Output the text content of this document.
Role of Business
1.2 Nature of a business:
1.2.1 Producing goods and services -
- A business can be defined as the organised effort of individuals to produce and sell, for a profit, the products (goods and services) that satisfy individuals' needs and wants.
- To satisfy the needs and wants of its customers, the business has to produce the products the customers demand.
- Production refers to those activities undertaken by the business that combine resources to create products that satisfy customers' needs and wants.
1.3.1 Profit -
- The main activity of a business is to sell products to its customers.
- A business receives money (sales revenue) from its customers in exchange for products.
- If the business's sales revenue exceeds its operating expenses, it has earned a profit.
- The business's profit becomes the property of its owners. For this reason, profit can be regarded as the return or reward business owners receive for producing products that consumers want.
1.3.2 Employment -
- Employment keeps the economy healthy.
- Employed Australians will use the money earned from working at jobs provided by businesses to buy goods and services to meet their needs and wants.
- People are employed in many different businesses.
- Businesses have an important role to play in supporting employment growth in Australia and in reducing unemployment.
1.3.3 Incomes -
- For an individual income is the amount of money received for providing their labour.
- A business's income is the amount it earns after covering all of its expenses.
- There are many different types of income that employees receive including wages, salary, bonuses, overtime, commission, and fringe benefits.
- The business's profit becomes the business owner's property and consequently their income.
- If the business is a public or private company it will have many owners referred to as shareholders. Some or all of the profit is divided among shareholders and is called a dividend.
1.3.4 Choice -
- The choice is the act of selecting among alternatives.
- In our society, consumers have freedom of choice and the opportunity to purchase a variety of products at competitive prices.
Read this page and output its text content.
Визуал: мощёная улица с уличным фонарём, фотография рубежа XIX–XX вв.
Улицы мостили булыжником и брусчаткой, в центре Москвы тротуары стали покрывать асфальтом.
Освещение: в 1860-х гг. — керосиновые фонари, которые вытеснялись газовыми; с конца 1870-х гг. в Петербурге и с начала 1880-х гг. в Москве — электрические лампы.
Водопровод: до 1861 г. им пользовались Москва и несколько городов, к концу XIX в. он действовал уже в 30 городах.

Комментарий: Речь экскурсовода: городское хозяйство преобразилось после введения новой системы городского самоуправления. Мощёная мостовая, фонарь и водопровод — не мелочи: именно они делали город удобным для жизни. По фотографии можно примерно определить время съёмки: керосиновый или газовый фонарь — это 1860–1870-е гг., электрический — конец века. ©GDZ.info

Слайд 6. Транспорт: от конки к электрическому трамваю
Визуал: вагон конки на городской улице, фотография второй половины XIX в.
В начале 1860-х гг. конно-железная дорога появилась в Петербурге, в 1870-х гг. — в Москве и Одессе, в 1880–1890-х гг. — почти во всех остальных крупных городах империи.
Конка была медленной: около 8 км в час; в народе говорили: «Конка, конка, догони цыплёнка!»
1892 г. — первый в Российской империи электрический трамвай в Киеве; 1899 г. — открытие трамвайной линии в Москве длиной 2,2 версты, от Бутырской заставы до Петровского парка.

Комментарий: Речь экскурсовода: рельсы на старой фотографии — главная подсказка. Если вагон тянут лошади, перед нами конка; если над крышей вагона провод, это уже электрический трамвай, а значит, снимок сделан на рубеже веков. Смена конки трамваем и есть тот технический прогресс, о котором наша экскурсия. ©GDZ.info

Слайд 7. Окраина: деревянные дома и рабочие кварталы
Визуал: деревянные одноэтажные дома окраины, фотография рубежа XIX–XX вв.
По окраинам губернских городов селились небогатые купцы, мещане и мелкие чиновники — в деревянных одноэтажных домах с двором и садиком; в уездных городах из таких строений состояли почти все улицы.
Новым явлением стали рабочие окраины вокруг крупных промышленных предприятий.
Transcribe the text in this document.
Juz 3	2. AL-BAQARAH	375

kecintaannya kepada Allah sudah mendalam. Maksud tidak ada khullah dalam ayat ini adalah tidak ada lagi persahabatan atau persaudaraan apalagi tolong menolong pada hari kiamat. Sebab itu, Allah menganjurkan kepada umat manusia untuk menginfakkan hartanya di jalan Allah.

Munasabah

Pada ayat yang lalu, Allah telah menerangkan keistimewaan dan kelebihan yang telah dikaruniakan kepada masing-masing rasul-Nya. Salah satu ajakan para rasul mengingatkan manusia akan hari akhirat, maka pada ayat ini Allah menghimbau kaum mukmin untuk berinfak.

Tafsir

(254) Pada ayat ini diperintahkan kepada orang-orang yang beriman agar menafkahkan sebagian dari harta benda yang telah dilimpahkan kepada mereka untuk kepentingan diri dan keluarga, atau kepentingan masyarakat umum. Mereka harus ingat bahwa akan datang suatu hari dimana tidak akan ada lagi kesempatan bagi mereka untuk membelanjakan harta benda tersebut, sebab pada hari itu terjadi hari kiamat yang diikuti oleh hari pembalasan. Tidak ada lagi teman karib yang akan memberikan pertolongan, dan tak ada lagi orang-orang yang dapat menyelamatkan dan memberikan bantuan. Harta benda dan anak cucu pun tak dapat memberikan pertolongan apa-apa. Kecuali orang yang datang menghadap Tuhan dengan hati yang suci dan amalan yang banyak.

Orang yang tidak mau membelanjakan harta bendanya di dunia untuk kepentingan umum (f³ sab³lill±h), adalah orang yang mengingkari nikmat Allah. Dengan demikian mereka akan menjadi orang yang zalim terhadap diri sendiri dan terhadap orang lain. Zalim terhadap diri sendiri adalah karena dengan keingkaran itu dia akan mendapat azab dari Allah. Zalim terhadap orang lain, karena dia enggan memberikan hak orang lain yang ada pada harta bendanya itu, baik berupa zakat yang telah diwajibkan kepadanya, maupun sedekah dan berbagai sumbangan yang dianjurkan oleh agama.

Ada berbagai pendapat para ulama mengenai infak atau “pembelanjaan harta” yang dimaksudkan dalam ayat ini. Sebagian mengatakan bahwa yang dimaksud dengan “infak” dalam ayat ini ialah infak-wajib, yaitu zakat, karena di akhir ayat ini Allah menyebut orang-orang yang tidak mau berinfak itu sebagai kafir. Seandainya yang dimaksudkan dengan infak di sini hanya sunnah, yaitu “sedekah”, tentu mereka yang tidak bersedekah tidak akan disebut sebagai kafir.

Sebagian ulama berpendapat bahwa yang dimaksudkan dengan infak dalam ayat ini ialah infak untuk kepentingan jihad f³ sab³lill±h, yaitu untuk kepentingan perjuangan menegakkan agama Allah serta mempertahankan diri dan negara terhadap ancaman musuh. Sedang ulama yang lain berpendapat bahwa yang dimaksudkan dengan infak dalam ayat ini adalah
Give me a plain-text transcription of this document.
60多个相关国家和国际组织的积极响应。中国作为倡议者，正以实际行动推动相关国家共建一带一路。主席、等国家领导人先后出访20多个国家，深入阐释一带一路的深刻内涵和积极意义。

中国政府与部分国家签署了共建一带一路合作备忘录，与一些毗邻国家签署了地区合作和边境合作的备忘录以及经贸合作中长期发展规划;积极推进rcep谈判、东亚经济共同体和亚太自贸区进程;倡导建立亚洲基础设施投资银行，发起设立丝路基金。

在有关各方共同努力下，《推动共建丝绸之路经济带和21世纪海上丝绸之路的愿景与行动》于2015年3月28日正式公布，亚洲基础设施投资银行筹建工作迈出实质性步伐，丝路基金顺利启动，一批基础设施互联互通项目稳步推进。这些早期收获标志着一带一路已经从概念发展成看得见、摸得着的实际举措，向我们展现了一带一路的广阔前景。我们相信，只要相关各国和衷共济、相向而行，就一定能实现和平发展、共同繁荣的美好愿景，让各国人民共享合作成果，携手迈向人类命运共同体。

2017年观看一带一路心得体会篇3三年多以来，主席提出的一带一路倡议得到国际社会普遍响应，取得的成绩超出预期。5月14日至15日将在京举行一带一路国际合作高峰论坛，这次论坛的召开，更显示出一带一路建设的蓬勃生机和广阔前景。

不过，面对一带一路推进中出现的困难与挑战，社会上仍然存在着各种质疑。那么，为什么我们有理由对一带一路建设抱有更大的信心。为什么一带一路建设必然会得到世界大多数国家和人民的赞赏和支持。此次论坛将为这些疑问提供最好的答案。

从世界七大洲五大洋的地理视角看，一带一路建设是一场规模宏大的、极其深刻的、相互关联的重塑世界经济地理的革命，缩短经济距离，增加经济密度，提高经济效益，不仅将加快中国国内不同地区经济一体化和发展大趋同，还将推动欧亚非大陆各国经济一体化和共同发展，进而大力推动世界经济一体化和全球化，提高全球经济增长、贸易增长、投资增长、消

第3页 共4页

• Exercise brief: Going over the lines above, work out how many include "рубежа", then give only that number.

• Output below: 2